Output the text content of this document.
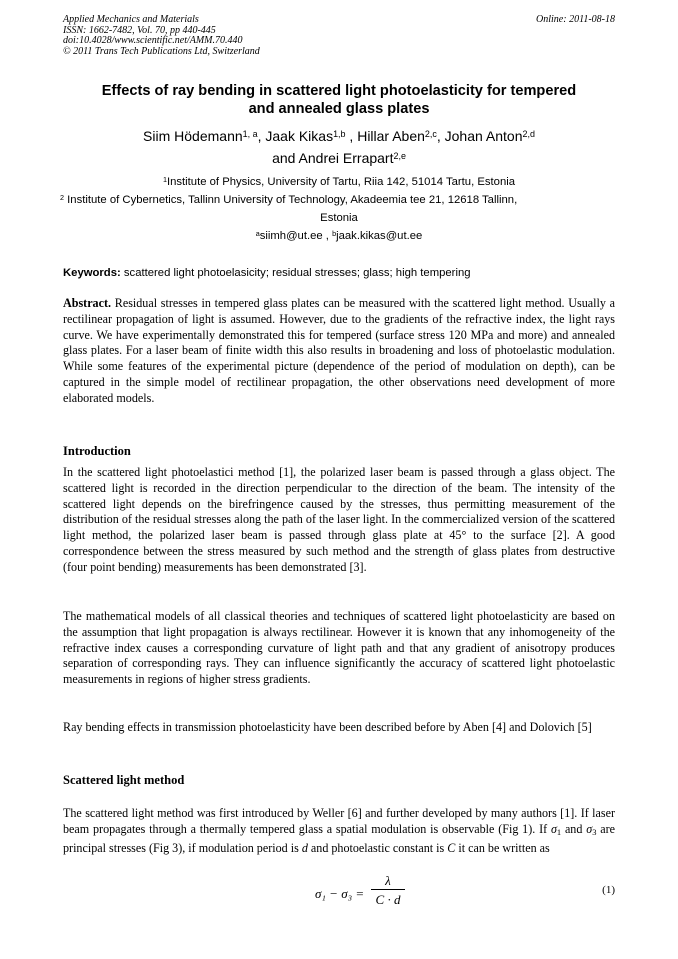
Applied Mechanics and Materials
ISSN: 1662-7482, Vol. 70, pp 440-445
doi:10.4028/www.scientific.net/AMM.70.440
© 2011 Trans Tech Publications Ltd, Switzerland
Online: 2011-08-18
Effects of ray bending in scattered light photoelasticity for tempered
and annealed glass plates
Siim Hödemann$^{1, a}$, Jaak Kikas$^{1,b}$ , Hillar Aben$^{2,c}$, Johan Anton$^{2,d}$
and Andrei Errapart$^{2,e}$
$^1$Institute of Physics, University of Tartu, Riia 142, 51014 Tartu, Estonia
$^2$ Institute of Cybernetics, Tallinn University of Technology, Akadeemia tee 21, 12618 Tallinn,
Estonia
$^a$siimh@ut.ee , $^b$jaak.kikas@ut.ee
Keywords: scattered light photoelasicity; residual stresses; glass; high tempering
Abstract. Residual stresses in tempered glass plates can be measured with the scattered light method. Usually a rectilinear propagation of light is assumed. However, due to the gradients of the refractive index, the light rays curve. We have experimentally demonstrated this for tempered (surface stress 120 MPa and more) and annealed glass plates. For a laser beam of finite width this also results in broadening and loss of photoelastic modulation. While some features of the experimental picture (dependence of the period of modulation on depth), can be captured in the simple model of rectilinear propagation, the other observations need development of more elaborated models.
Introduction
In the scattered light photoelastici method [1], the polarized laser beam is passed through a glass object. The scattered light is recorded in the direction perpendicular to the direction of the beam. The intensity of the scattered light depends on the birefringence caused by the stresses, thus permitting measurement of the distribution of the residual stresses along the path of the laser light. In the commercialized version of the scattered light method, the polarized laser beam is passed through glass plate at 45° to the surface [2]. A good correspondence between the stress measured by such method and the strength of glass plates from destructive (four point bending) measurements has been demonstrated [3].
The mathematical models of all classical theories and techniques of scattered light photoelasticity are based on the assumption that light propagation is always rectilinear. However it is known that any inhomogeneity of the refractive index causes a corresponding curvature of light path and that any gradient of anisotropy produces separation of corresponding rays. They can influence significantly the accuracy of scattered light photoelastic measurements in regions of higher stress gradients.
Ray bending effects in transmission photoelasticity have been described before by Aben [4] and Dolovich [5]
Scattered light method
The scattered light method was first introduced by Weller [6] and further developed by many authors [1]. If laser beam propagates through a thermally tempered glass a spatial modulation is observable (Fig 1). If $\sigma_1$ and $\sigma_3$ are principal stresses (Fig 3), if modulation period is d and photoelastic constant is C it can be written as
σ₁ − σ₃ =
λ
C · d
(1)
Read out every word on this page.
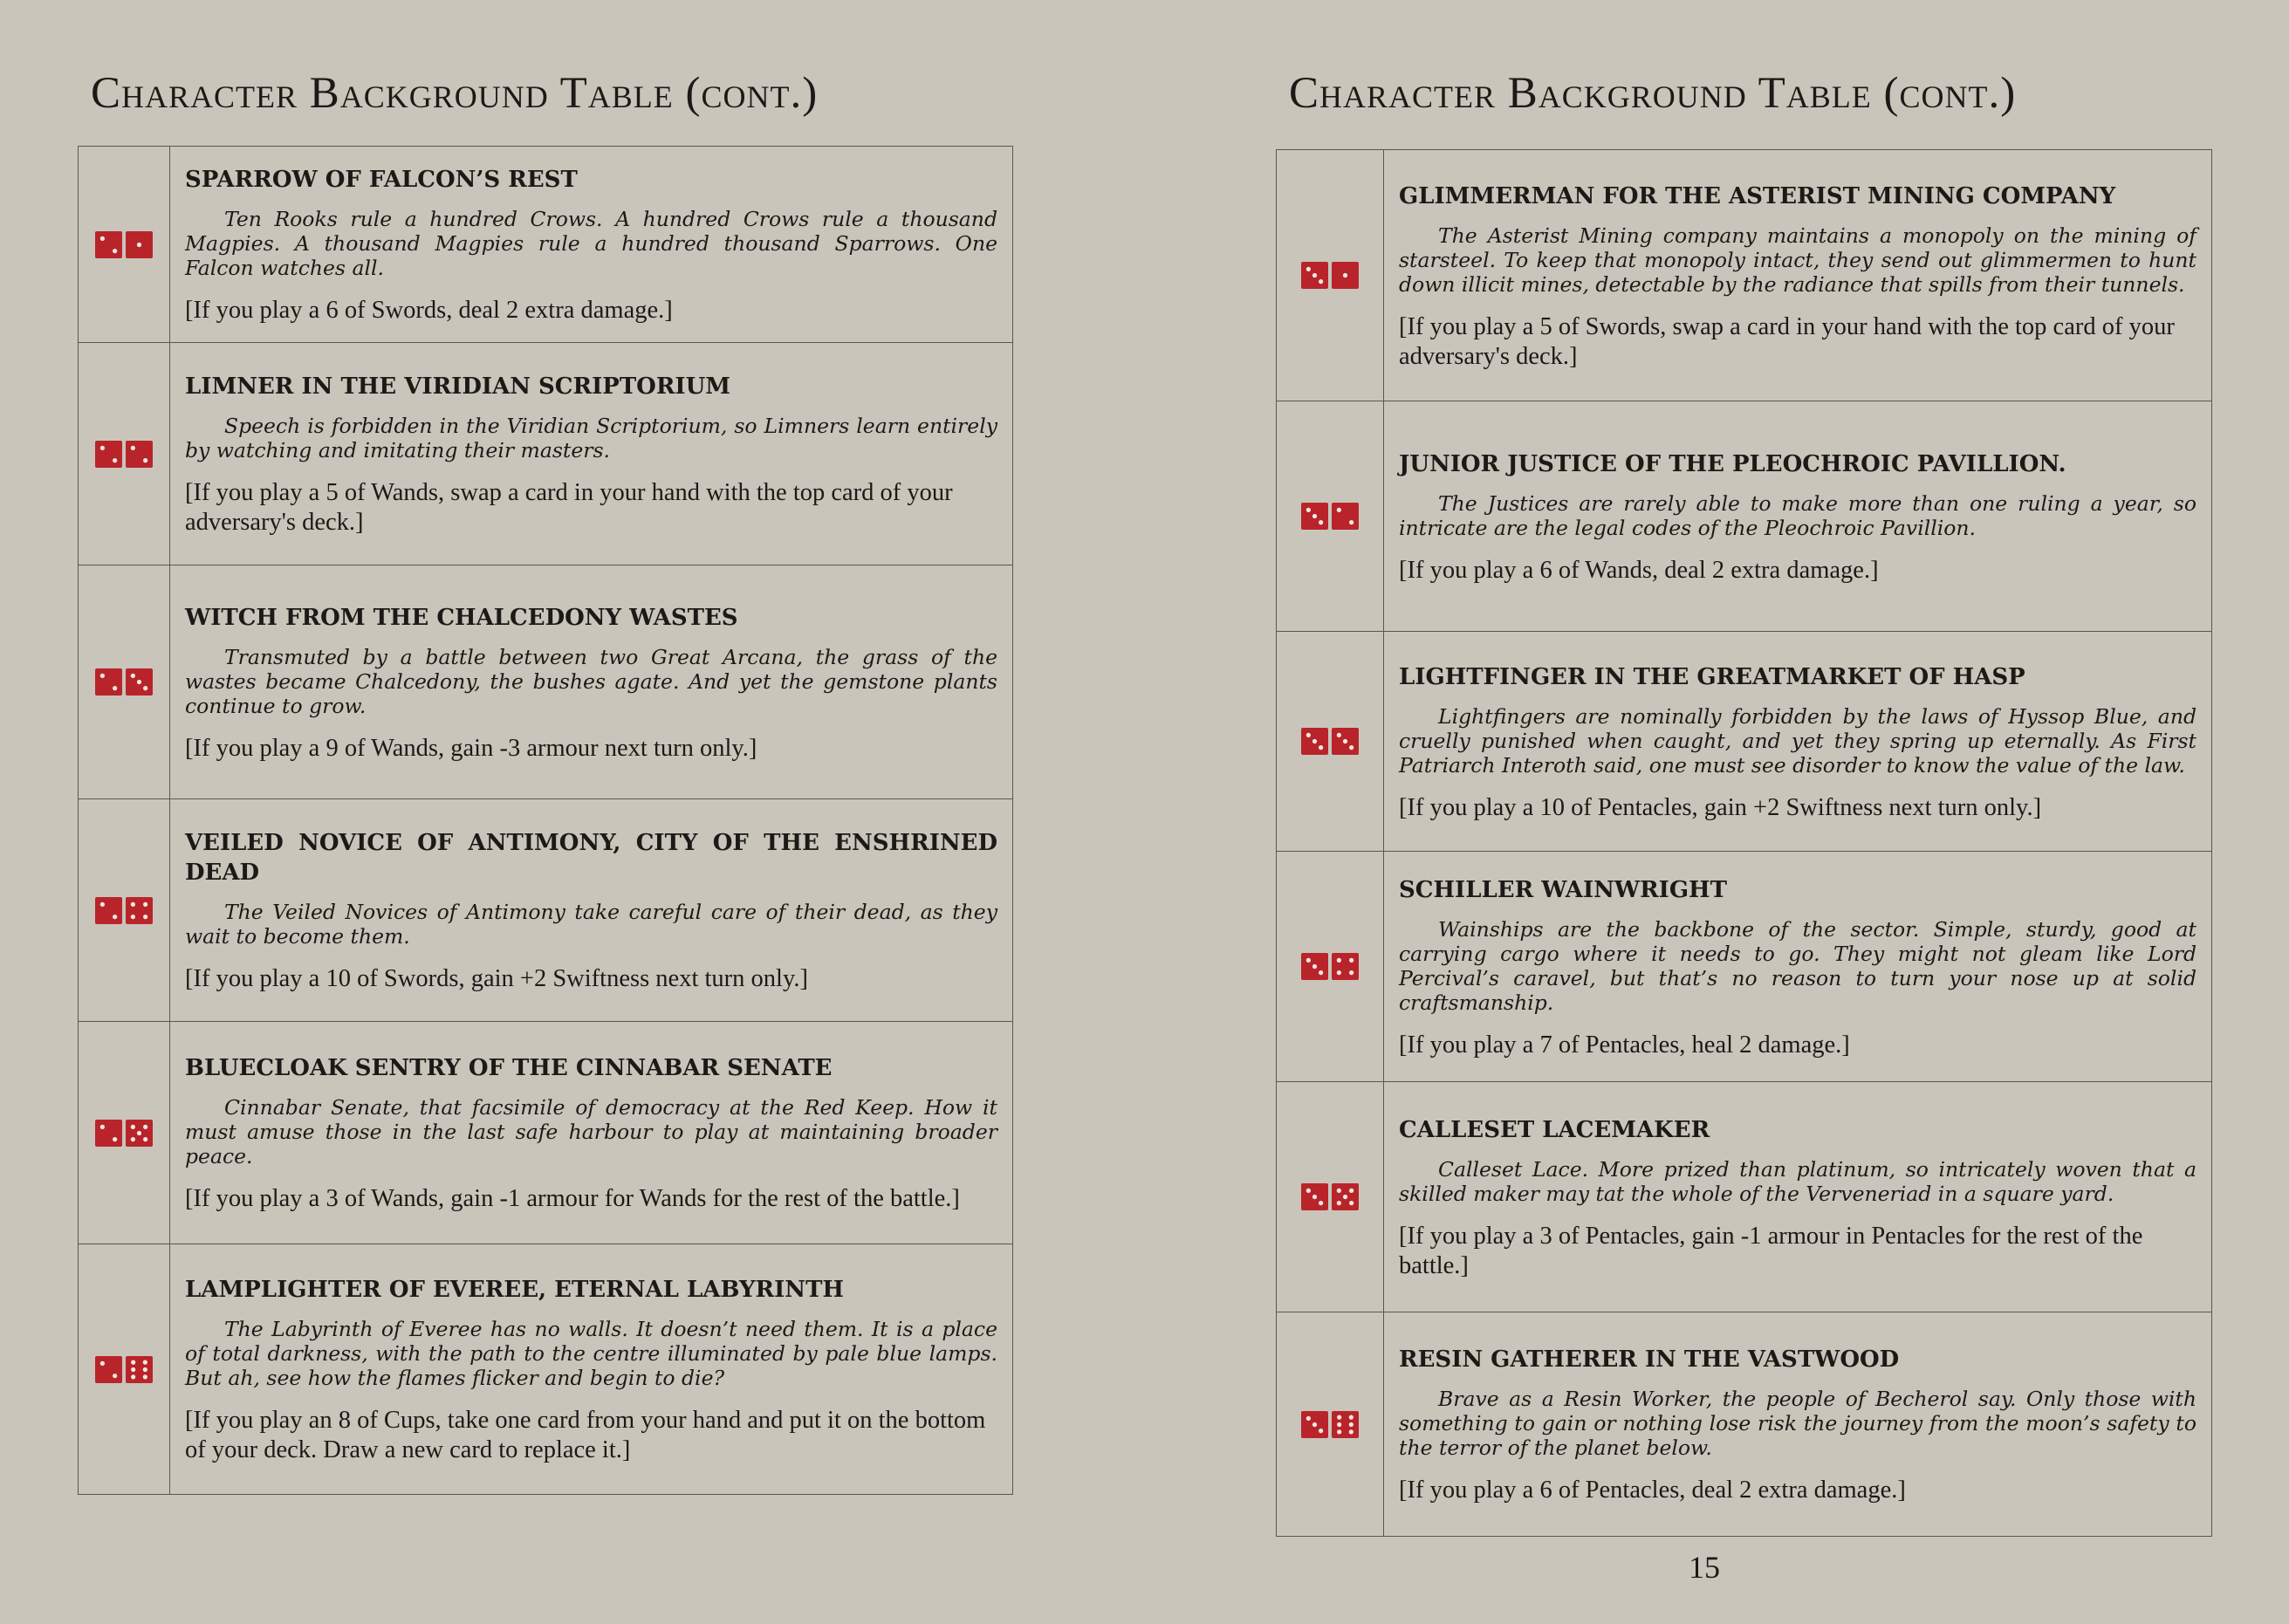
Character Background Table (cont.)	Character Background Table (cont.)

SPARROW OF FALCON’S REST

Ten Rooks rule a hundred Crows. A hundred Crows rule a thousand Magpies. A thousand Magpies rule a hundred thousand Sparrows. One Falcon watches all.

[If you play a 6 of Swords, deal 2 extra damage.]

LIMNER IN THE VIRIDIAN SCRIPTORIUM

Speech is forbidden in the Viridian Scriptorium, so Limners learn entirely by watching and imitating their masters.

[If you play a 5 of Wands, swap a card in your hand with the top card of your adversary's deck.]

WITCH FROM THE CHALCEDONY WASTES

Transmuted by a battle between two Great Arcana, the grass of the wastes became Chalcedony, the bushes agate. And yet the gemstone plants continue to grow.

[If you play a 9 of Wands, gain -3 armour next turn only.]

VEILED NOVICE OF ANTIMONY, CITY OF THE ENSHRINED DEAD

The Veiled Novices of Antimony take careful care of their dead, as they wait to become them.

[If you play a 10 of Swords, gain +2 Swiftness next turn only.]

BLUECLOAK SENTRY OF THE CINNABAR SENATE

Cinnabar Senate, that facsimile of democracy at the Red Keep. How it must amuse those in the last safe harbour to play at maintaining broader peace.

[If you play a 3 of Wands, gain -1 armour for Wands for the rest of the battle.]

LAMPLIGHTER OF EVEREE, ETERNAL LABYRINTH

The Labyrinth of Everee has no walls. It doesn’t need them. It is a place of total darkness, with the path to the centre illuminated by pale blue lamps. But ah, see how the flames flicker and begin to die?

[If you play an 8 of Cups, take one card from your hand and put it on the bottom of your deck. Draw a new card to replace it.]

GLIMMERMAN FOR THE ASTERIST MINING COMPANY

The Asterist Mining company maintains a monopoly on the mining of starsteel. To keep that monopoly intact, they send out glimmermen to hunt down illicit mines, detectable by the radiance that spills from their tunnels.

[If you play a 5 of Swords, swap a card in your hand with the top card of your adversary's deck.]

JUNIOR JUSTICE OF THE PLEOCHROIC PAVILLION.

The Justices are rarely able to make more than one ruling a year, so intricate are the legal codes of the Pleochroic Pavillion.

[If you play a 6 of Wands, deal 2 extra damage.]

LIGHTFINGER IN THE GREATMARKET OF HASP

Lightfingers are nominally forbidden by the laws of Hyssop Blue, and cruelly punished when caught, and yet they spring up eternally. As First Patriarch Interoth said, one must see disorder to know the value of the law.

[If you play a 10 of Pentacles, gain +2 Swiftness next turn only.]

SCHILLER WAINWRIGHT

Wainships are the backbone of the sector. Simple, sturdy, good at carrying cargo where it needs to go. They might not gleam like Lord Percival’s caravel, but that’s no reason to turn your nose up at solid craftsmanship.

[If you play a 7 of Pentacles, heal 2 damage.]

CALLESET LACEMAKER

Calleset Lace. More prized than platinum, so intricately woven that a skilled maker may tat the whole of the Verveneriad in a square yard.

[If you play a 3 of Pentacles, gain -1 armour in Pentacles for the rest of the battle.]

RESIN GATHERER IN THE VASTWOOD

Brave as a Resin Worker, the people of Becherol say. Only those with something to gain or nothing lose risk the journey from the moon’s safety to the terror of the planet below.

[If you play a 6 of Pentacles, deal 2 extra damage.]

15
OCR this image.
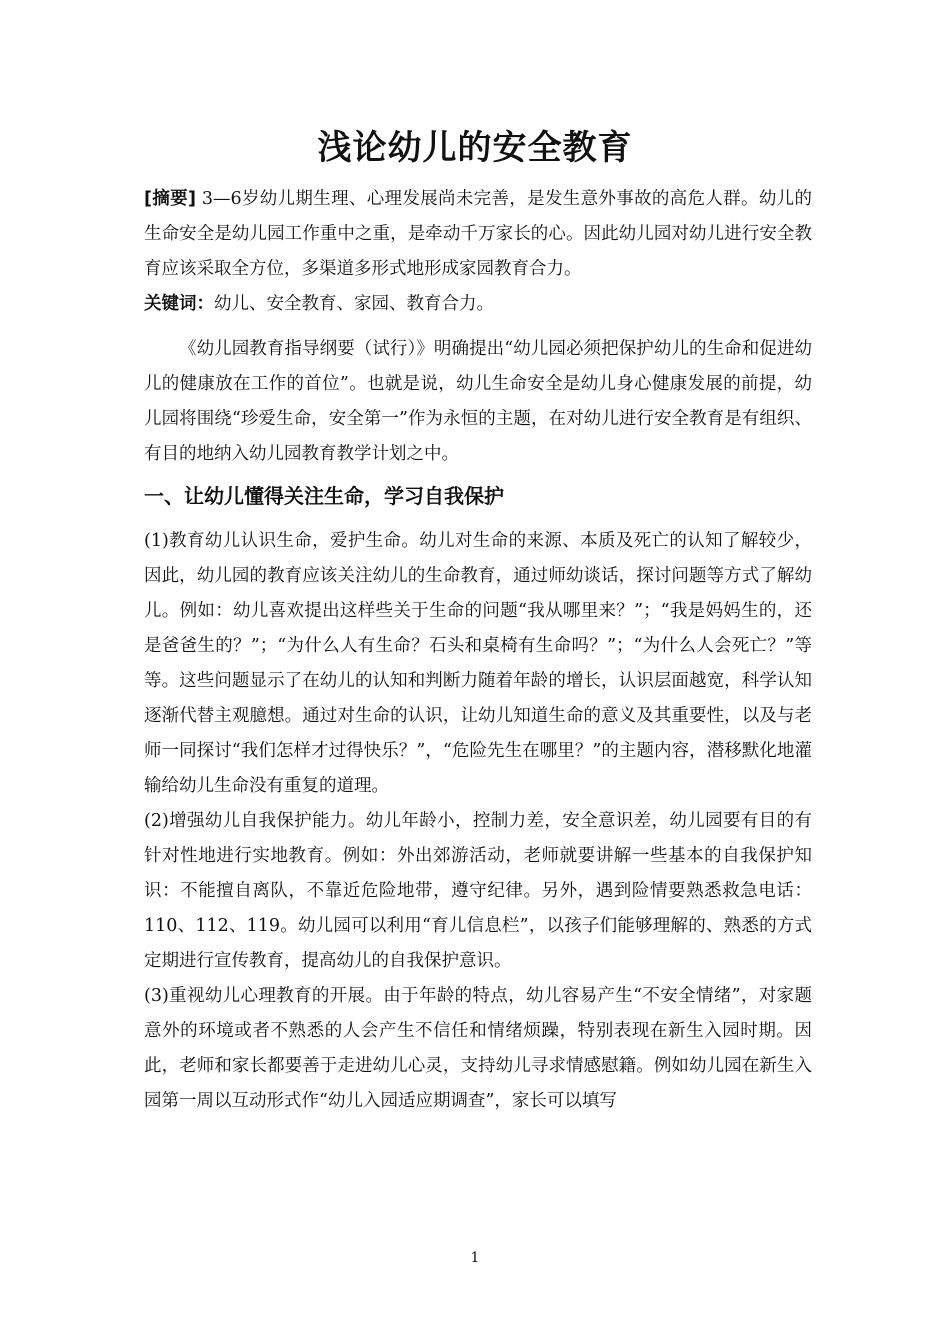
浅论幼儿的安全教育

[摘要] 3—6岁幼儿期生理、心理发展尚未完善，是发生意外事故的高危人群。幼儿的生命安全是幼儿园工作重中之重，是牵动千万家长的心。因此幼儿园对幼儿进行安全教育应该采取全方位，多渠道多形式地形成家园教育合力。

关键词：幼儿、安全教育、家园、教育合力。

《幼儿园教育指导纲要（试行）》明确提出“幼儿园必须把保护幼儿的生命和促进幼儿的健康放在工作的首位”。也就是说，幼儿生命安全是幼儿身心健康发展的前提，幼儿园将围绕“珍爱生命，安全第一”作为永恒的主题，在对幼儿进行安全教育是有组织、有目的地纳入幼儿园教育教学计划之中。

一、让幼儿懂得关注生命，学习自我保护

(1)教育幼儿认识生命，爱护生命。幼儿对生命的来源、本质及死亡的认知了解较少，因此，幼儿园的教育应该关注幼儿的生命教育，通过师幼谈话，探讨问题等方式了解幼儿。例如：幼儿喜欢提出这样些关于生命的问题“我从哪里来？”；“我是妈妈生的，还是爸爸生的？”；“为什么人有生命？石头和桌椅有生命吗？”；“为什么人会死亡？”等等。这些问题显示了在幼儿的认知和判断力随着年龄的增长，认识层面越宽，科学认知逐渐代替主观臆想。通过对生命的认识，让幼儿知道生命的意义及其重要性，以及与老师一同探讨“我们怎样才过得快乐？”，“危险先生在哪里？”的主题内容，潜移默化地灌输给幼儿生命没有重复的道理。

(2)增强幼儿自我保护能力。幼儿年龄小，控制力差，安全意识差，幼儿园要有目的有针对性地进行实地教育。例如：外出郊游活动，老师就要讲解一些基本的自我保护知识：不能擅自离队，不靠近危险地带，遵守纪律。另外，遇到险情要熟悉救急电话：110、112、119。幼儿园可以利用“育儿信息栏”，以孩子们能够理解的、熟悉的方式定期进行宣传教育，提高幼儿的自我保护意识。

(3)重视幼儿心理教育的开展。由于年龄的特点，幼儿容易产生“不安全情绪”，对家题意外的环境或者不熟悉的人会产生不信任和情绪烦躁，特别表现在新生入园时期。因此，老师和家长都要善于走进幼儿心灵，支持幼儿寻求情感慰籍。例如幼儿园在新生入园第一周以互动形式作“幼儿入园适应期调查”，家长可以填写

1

________________________

=== Your task ===
Reply with one number only: the count of lines in the entries that contain "battle".

=== Solution to this exercise ===
3